→ **Given request**
Extract the text of each entry below exactly, leaving every image behind.

Start of Data for this task

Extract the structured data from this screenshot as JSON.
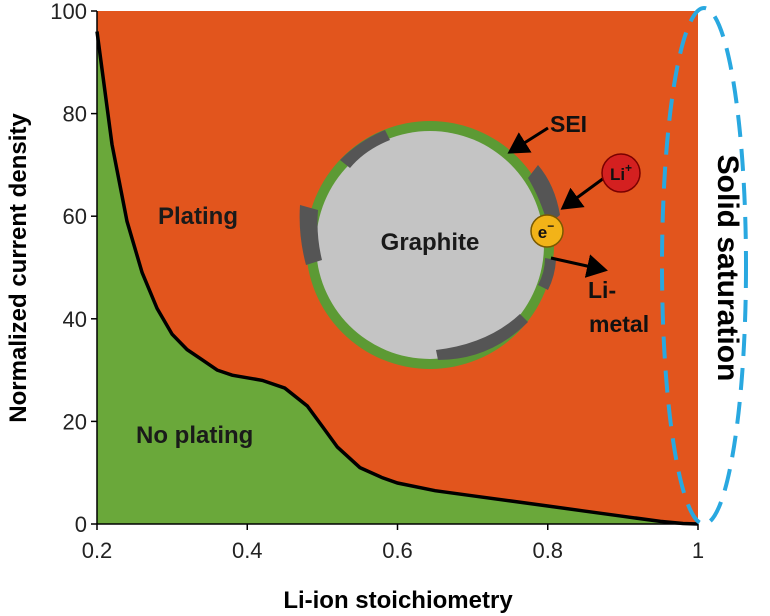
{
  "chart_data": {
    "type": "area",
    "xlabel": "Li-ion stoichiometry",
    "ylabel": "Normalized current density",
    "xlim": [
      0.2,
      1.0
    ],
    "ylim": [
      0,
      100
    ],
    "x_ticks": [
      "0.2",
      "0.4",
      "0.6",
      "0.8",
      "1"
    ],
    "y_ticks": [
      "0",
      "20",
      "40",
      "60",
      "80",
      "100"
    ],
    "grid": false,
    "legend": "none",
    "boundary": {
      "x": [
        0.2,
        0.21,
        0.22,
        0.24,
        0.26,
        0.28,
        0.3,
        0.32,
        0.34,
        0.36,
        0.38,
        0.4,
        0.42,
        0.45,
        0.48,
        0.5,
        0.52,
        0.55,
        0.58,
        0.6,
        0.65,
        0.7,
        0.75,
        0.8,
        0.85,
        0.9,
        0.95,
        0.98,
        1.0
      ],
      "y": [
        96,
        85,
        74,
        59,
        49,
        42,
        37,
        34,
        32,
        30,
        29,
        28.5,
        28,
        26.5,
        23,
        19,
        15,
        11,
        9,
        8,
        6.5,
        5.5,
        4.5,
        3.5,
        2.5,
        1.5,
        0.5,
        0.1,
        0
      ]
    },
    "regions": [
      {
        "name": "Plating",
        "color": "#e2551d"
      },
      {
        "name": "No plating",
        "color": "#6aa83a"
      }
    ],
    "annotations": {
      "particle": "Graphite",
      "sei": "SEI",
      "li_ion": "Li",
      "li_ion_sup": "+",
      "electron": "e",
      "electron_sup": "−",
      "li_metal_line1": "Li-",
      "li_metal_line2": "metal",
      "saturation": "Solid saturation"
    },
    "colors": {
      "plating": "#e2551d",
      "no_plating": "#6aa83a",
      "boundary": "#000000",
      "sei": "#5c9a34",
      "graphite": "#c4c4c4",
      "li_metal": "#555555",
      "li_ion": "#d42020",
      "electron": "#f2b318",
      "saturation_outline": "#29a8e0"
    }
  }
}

End of Data for this task

→ **The output**
Extract the structured data from this screenshot as JSON.
{
  "chart_data": {
    "type": "area",
    "xlabel": "Li-ion stoichiometry",
    "ylabel": "Normalized current density",
    "xlim": [
      0.2,
      1.0
    ],
    "ylim": [
      0,
      100
    ],
    "x_ticks": [
      "0.2",
      "0.4",
      "0.6",
      "0.8",
      "1"
    ],
    "y_ticks": [
      "0",
      "20",
      "40",
      "60",
      "80",
      "100"
    ],
    "grid": false,
    "legend": "none",
    "boundary": {
      "x": [
        0.2,
        0.21,
        0.22,
        0.24,
        0.26,
        0.28,
        0.3,
        0.32,
        0.34,
        0.36,
        0.38,
        0.4,
        0.42,
        0.45,
        0.48,
        0.5,
        0.52,
        0.55,
        0.58,
        0.6,
        0.65,
        0.7,
        0.75,
        0.8,
        0.85,
        0.9,
        0.95,
        0.98,
        1.0
      ],
      "y": [
        96,
        85,
        74,
        59,
        49,
        42,
        37,
        34,
        32,
        30,
        29,
        28.5,
        28,
        26.5,
        23,
        19,
        15,
        11,
        9,
        8,
        6.5,
        5.5,
        4.5,
        3.5,
        2.5,
        1.5,
        0.5,
        0.1,
        0
      ]
    },
    "regions": [
      {
        "name": "Plating",
        "color": "#e2551d"
      },
      {
        "name": "No plating",
        "color": "#6aa83a"
      }
    ],
    "annotations": {
      "particle": "Graphite",
      "sei": "SEI",
      "li_ion": "Li",
      "li_ion_sup": "+",
      "electron": "e",
      "electron_sup": "−",
      "li_metal_line1": "Li-",
      "li_metal_line2": "metal",
      "saturation": "Solid saturation"
    },
    "colors": {
      "plating": "#e2551d",
      "no_plating": "#6aa83a",
      "boundary": "#000000",
      "sei": "#5c9a34",
      "graphite": "#c4c4c4",
      "li_metal": "#555555",
      "li_ion": "#d42020",
      "electron": "#f2b318",
      "saturation_outline": "#29a8e0"
    }
  }
}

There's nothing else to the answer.